Suas tarefas -
**a.** No texto sobre a série Neo-andina, em que localidade Tatewaki Nio fez a série?
**b.** Modifique um trecho do texto sobre a série Neo-andina e transcreva-o. Comece nas palavras "Edifícios extravagantemente coloridos, coroados", pare depois de "cultura muito singulares." e troque "chalés" por "torres".
**c.** Prossiga o texto sobre a série Neo-andina a partir do ponto em que ele termina.

Texto fornecido -
_ _ _ _ _ _ _

Guilherme Wisnik & Tatewaki Nio Publicado em: 21 de agosto de 2017

Série Neo-andina, de Tatewaki Nio, 2015.

Edifícios extravagantemente coloridos, coroados por chalés com telhados pontiagudos, em meio a paisagens pobres e monocromáticas, característica de áreas suburbanas do chamado Terceiro Mundo. Essas edificações, projetadas e construídas por Freddy Mamani Silvestre – arquiteto autodidata que começou a carreira como trabalhador da construção civil –, são os protagonistas da série Neo-andina, de Tatewaki Nio, feita na localidade de El Alto, no altiplano boliviano. Tive a felicidade de acompanhá-lo em uma de suas viagens de trabalho, e assim pude tanto observar de perto o seu processo de investigação, estabelecendo diálogos com ele, quanto conhecer a realidade complexa desse lugar, com sua geografia, história e cultura muito singulares.

Nio é japonês, mas vive no Brasil há quase duas décadas. Pesquisando na internet, seu atento radar captou esse interessantíssimo fenômeno cultural recente da Bolívia, cujo fundamento histórico se assenta em uma inesperada conexão entre aspectos profundamente identitários do lugar, por um lado, e novidades trazidas pela globalização, por outro. Por isso, duas advertências, aqui, são importantes logo de saída. Em primeiro lugar, não é a avaliação estética dessa arquitetura – isto é, a intenção de elogiá-la como genuína, ou de condená-la como vulgar – que move o interesse da pesquisa. Em segundo, o olhar do fotógrafo não mira El Alto, ou a arquitetura de Freddy Mamani, por um ângulo exótico. Quer dizer, não se trata de apenas exponenciar os contrastes ali presentes, como se esses edifícios constituíssem uma aberração terceiro-mundista. Mas sim de se aventurar a fundo na trama complexa que torna aquele fenômeno cultural possível, expandindo o campo de reflexão em torno dele.

Do ponto de vista do imaginário visual, as paisagens urbanas de El Alto lembram algo do oeste norte-americano: rarefeita, desolada, carente de espaços públicos. Com a diferença importante de que são mais pobres e, a todo momento, revelam a proximidade do universo rural, nas comidas, nas roupas das pessoas, na presença de animais. Mas quando olhamos para os estridentes Salões de Eventos projetados e construídos por Freddy Mamani e sua equipe, lembramos também de Las Vegas e de toda a paisagem comercial kitsch que se alastrou pelo mundo a partir do exemplo dessa cidade de cassinos perdida em meio ao deserto de Nevada. Analisando o aparato de signos plugados sobre as fachadas dos edifícios comerciais da cidade norte-americana, na virada dos anos 1960 para os 70, Denise Scott Brown, Robert Venturi e Steven Izenour cunharam o termo “galpão decorado”, que define uma tipologia de arquitetura banal revestida de ornamentos com alto poder de comunicação. Assistia-se então à decadência da forma arquitetônica em prol da ascensão do signo, da comunicação urbana, segundo a profecia dos autores de Aprendendo com Las Vegas (2003).

_ _ _ _ _ _ _

Extrato de dados -
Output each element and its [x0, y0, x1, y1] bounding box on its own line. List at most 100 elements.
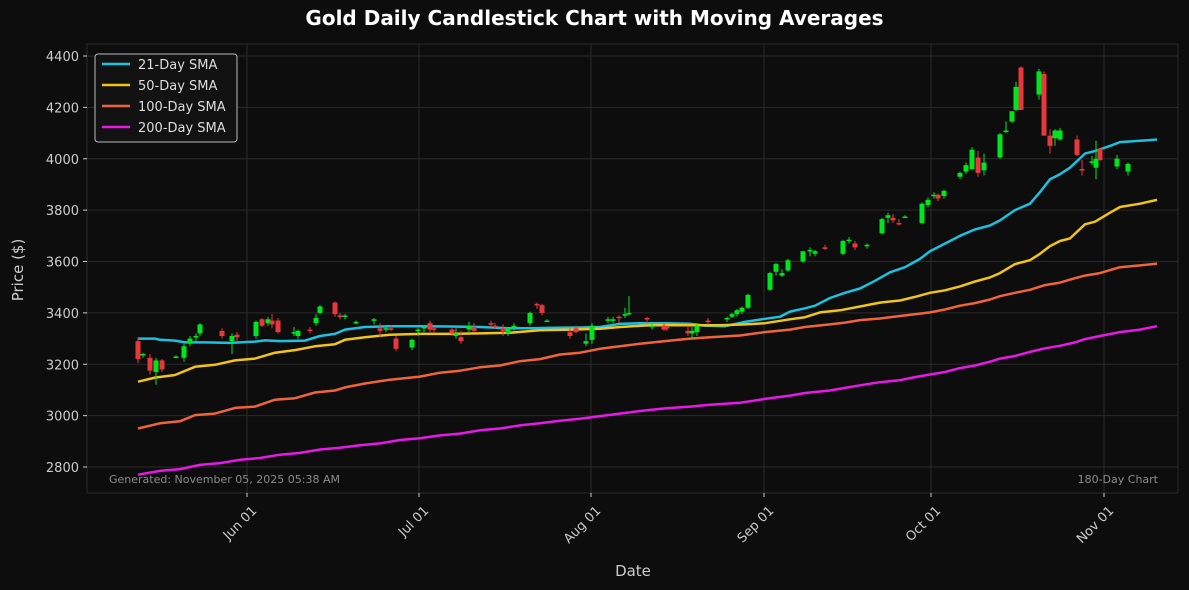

_ _ _ _ _ _ _

Conjunto de respostas -
**a.** Em El Alto, no altiplano boliviano.

**b.**
Edifícios extravagantemente coloridos, coroados por torres com telhados pontiagudos, em meio a paisagens pobres e monocromáticas, característica de áreas suburbanas do chamado Terceiro Mundo. Essas edificações, projetadas e construídas por Freddy Mamani Silvestre – arquiteto autodidata que começou a carreira como trabalhador da construção civil –, são os protagonistas da série Neo-andina, de Tatewaki Nio, feita na localidade de El Alto, no altiplano boliviano. Tive a felicidade de acompanhá-lo em uma de suas viagens de trabalho, e assim pude tanto observar de perto o seu processo de investigação, estabelecendo diálogos com ele, quanto conhecer a realidade complexa desse lugar, com sua geografia, história e cultura muito singulares.

**c.**
Nio realiza uma foto que potencializa o seu realismo fantástico, o seu aspecto ao mesmo tempo lúdico e sinistro, que aponta a falta de profundidade das coisas, sua superficialidade agressivamente colorida.

Muito do aspecto assumidamente cenográfico dessa arquitetura de “galpão decorado” aparece no ensaio feito por Tatewaki Nio em El Alto, focalizando os edifícios de Mamani. Um exemplo claro é a foto do Salão “El tren”, que ostenta um diamante na fachada. Ali, com o rígido enquadramento frontal conseguido pelo fotógrafo, que valoriza o encontro coincidente de arestas entre o edifício e o seu vizinho, incluindo suas partições térreas, ficamos com a impressão de que se trata de uma montagem bidimensional, uma colagem, e não de uma imagem real. Pois parecem improváveis as leituras de continuidade entre o volume lateral de blocos de tijolos aparentes, à esquerda, em perspectiva, e a fachada frontal do edifício, à direita, bruscamente interrompida, e que parece feita de papelão, isopor ou algo do gênero. Isto é, explorando a artificialidade própria à cena, Nio realiza uma foto que potencializa o seu realismo fantástico, o seu aspecto ao mesmo tempo lúdico e sinistro, que aponta a falta de profundidade das coisas, sua superficialidade agressivamente colorida – a recorrente paranoia pós-moderna –, na imagem de uma espécie de “cidade Potemkin” dos Andes [O termo “cidade Potemkin” se refere à lenda de que Grigory Potemkin – amante de Catarina II, conhecida como “a grande”, e governador da região da Crimeia – haveria construído uma falsa cidade desmontável de fachadas vazias, feita para impressionar a imperatriz russa em sua viagem à região, em 1787].

Série Neo-andina, de Tatewaki Nio, 2016.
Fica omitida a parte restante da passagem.